====== Stored records

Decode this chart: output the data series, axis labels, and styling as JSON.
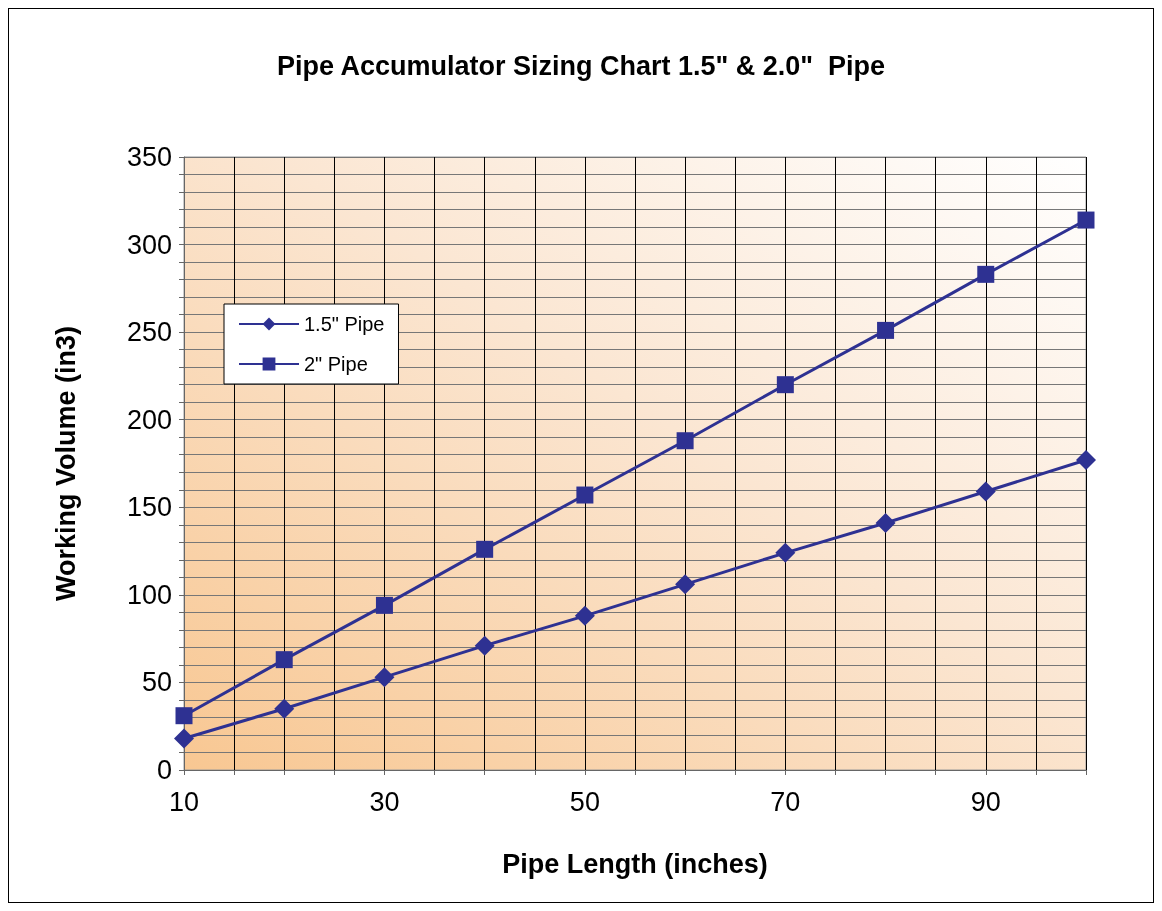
{
  "chart_data": {
    "type": "line",
    "title": "Pipe Accumulator Sizing Chart 1.5\" & 2.0\"  Pipe",
    "xlabel": "Pipe Length (inches)",
    "ylabel": "Working Volume (in3)",
    "x": [
      10,
      20,
      30,
      40,
      50,
      60,
      70,
      80,
      90,
      100
    ],
    "series": [
      {
        "name": "1.5\" Pipe",
        "color": "#2e3192",
        "marker": "diamond",
        "values": [
          18,
          35,
          53,
          71,
          88,
          106,
          124,
          141,
          159,
          177
        ]
      },
      {
        "name": "2\" Pipe",
        "color": "#2e3192",
        "marker": "square",
        "values": [
          31,
          63,
          94,
          126,
          157,
          188,
          220,
          251,
          283,
          314
        ]
      }
    ],
    "xlim": [
      10,
      100
    ],
    "xticks": [
      10,
      {
        "value": 15,
        "label": null
      },
      {
        "value": 20,
        "label": null
      },
      {
        "value": 25,
        "label": null
      },
      30,
      {
        "value": 35,
        "label": null
      },
      {
        "value": 40,
        "label": null
      },
      {
        "value": 45,
        "label": null
      },
      50,
      {
        "value": 55,
        "label": null
      },
      {
        "value": 60,
        "label": null
      },
      {
        "value": 65,
        "label": null
      },
      70,
      {
        "value": 75,
        "label": null
      },
      {
        "value": 80,
        "label": null
      },
      {
        "value": 85,
        "label": null
      },
      90,
      {
        "value": 95,
        "label": null
      },
      {
        "value": 100,
        "label": null
      }
    ],
    "ylim": [
      0,
      350
    ],
    "yticks": [
      0,
      {
        "value": 10,
        "label": null
      },
      {
        "value": 20,
        "label": null
      },
      {
        "value": 30,
        "label": null
      },
      {
        "value": 40,
        "label": null
      },
      50,
      {
        "value": 60,
        "label": null
      },
      {
        "value": 70,
        "label": null
      },
      {
        "value": 80,
        "label": null
      },
      {
        "value": 90,
        "label": null
      },
      100,
      {
        "value": 110,
        "label": null
      },
      {
        "value": 120,
        "label": null
      },
      {
        "value": 130,
        "label": null
      },
      {
        "value": 140,
        "label": null
      },
      150,
      {
        "value": 160,
        "label": null
      },
      {
        "value": 170,
        "label": null
      },
      {
        "value": 180,
        "label": null
      },
      {
        "value": 190,
        "label": null
      },
      200,
      {
        "value": 210,
        "label": null
      },
      {
        "value": 220,
        "label": null
      },
      {
        "value": 230,
        "label": null
      },
      {
        "value": 240,
        "label": null
      },
      250,
      {
        "value": 260,
        "label": null
      },
      {
        "value": 270,
        "label": null
      },
      {
        "value": 280,
        "label": null
      },
      {
        "value": 290,
        "label": null
      },
      300,
      {
        "value": 310,
        "label": null
      },
      {
        "value": 320,
        "label": null
      },
      {
        "value": 330,
        "label": null
      },
      {
        "value": 340,
        "label": null
      },
      350
    ],
    "grid": true,
    "legend": "top left",
    "line_style": "solid"
  }
}
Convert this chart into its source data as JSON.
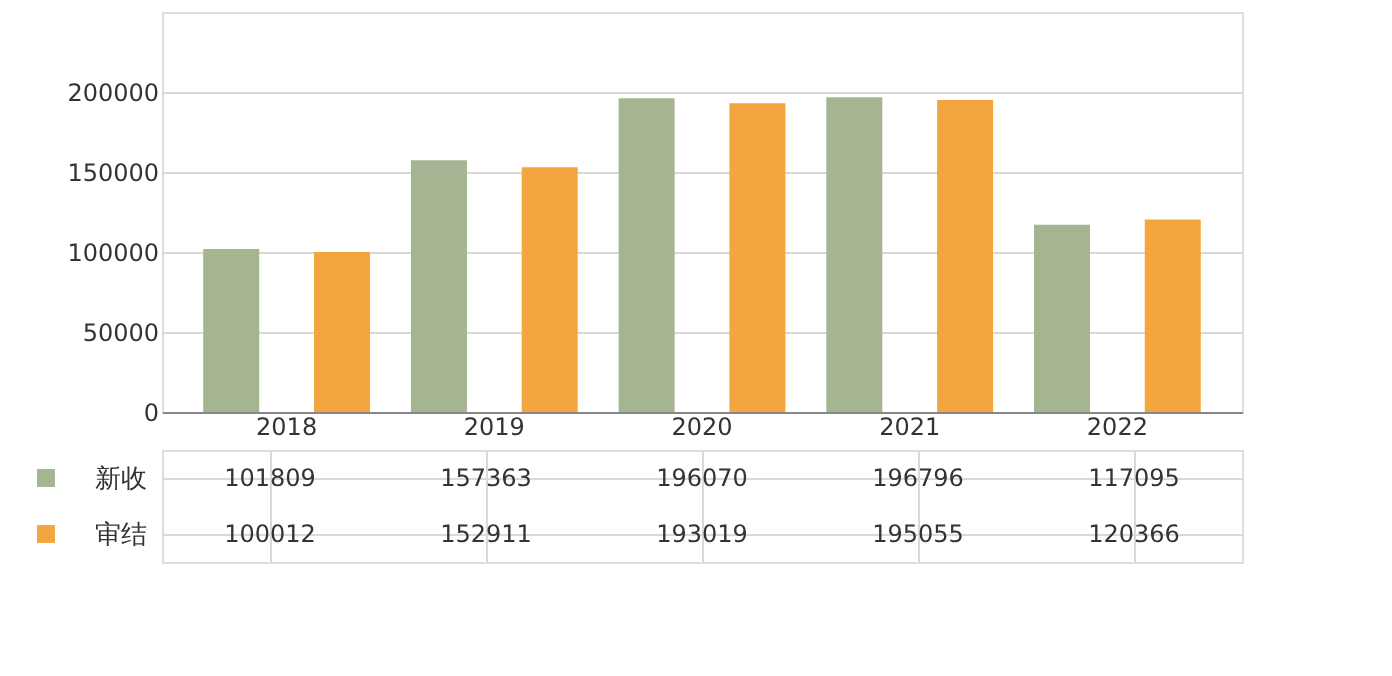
{
  "chart_data": {
    "type": "bar",
    "categories": [
      "2018",
      "2019",
      "2020",
      "2021",
      "2022"
    ],
    "series": [
      {
        "name": "新收",
        "color": "#a5b592",
        "values": [
          101809,
          157363,
          196070,
          196796,
          117095
        ]
      },
      {
        "name": "审结",
        "color": "#f4a540",
        "values": [
          100012,
          152911,
          193019,
          195055,
          120366
        ]
      }
    ],
    "ylim": [
      0,
      250000
    ],
    "yticks": [
      0,
      50000,
      100000,
      150000,
      200000
    ],
    "grid": "y",
    "legend": "bottom",
    "data_labels": true
  }
}
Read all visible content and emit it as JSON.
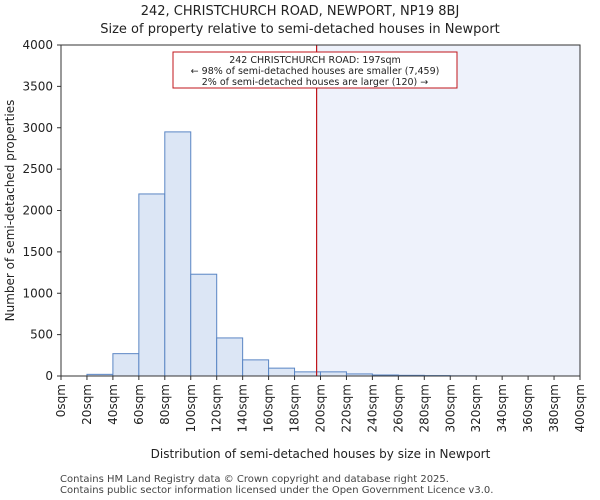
{
  "chart_data": {
    "type": "bar",
    "title": "242, CHRISTCHURCH ROAD, NEWPORT, NP19 8BJ",
    "subtitle": "Size of property relative to semi-detached houses in Newport",
    "xlabel": "Distribution of semi-detached houses by size in Newport",
    "ylabel": "Number of semi-detached properties",
    "xlim": [
      0,
      400
    ],
    "ylim": [
      0,
      4000
    ],
    "yticks": [
      0,
      500,
      1000,
      1500,
      2000,
      2500,
      3000,
      3500,
      4000
    ],
    "xtick_values": [
      0,
      20,
      40,
      60,
      80,
      100,
      120,
      140,
      160,
      180,
      200,
      220,
      240,
      260,
      280,
      300,
      320,
      340,
      360,
      380,
      400
    ],
    "xtick_labels": [
      "0sqm",
      "20sqm",
      "40sqm",
      "60sqm",
      "80sqm",
      "100sqm",
      "120sqm",
      "140sqm",
      "160sqm",
      "180sqm",
      "200sqm",
      "220sqm",
      "240sqm",
      "260sqm",
      "280sqm",
      "300sqm",
      "320sqm",
      "340sqm",
      "360sqm",
      "380sqm",
      "400sqm"
    ],
    "bin_width": 20,
    "bins": [
      0,
      20,
      40,
      60,
      80,
      100,
      120,
      140,
      160,
      180,
      200,
      220,
      240,
      260,
      280,
      300,
      320,
      340,
      360,
      380
    ],
    "values": [
      0,
      20,
      270,
      2200,
      2950,
      1230,
      460,
      195,
      95,
      50,
      50,
      25,
      12,
      8,
      5,
      2,
      0,
      0,
      0,
      0
    ],
    "bar_color": "#dce6f5",
    "bar_edge_color": "#5a86c4",
    "marker": {
      "value": 197,
      "color": "#c0151b",
      "shade_color": "#eef2fb"
    },
    "annotation": {
      "lines": [
        "242 CHRISTCHURCH ROAD: 197sqm",
        "← 98% of semi-detached houses are smaller (7,459)",
        "2% of semi-detached houses are larger (120) →"
      ],
      "border_color": "#c0151b"
    },
    "grid": false
  },
  "footer": {
    "line1": "Contains HM Land Registry data © Crown copyright and database right 2025.",
    "line2": "Contains public sector information licensed under the Open Government Licence v3.0."
  }
}
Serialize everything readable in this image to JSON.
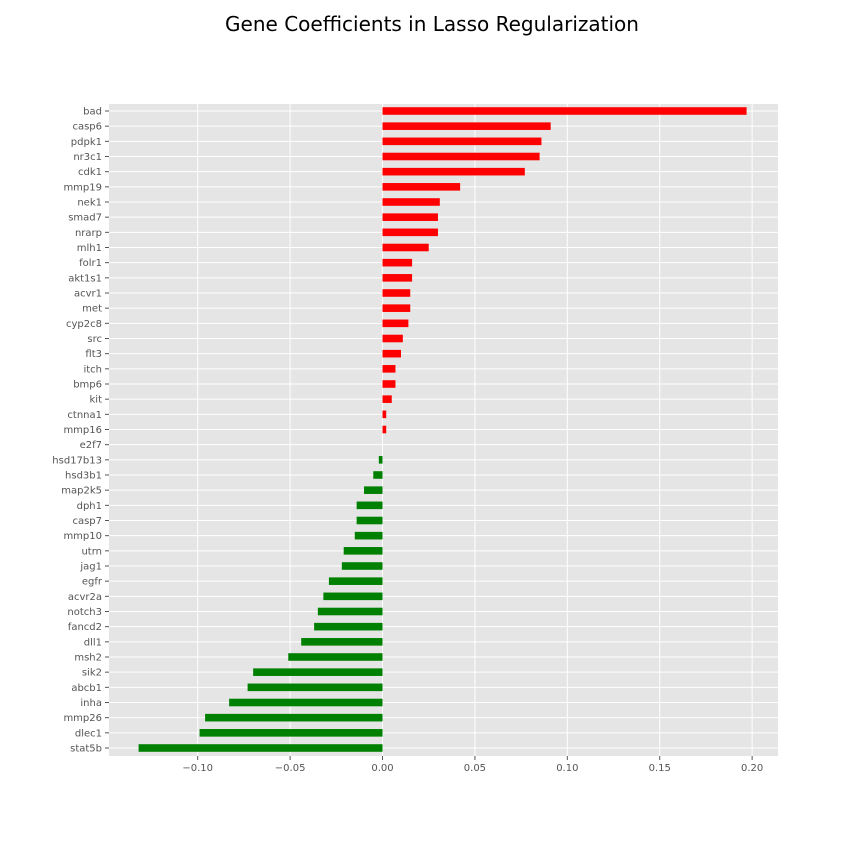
{
  "chart_data": {
    "type": "bar",
    "orientation": "horizontal",
    "title": "Gene Coefficients in Lasso Regularization",
    "xlabel": "",
    "ylabel": "",
    "xlim": [
      -0.148,
      0.214
    ],
    "xticks": [
      -0.1,
      -0.05,
      0.0,
      0.05,
      0.1,
      0.15,
      0.2
    ],
    "xtick_labels": [
      "−0.10",
      "−0.05",
      "0.00",
      "0.05",
      "0.10",
      "0.15",
      "0.20"
    ],
    "grid": true,
    "positive_color": "#ff0000",
    "negative_color": "#008000",
    "background_color": "#e5e5e5",
    "categories": [
      "bad",
      "casp6",
      "pdpk1",
      "nr3c1",
      "cdk1",
      "mmp19",
      "nek1",
      "smad7",
      "nrarp",
      "mlh1",
      "folr1",
      "akt1s1",
      "acvr1",
      "met",
      "cyp2c8",
      "src",
      "flt3",
      "itch",
      "bmp6",
      "kit",
      "ctnna1",
      "mmp16",
      "e2f7",
      "hsd17b13",
      "hsd3b1",
      "map2k5",
      "dph1",
      "casp7",
      "mmp10",
      "utrn",
      "jag1",
      "egfr",
      "acvr2a",
      "notch3",
      "fancd2",
      "dll1",
      "msh2",
      "sik2",
      "abcb1",
      "inha",
      "mmp26",
      "dlec1",
      "stat5b"
    ],
    "values": [
      0.197,
      0.091,
      0.086,
      0.085,
      0.077,
      0.042,
      0.031,
      0.03,
      0.03,
      0.025,
      0.016,
      0.016,
      0.015,
      0.015,
      0.014,
      0.011,
      0.01,
      0.007,
      0.007,
      0.005,
      0.002,
      0.002,
      0.0,
      -0.002,
      -0.005,
      -0.01,
      -0.014,
      -0.014,
      -0.015,
      -0.021,
      -0.022,
      -0.029,
      -0.032,
      -0.035,
      -0.037,
      -0.044,
      -0.051,
      -0.07,
      -0.073,
      -0.083,
      -0.096,
      -0.099,
      -0.132
    ]
  }
}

============

• _Problem_
Every line that holds the word "Pipe" counts once; state the total number of such lines and nothing else.

• _Written answer_
4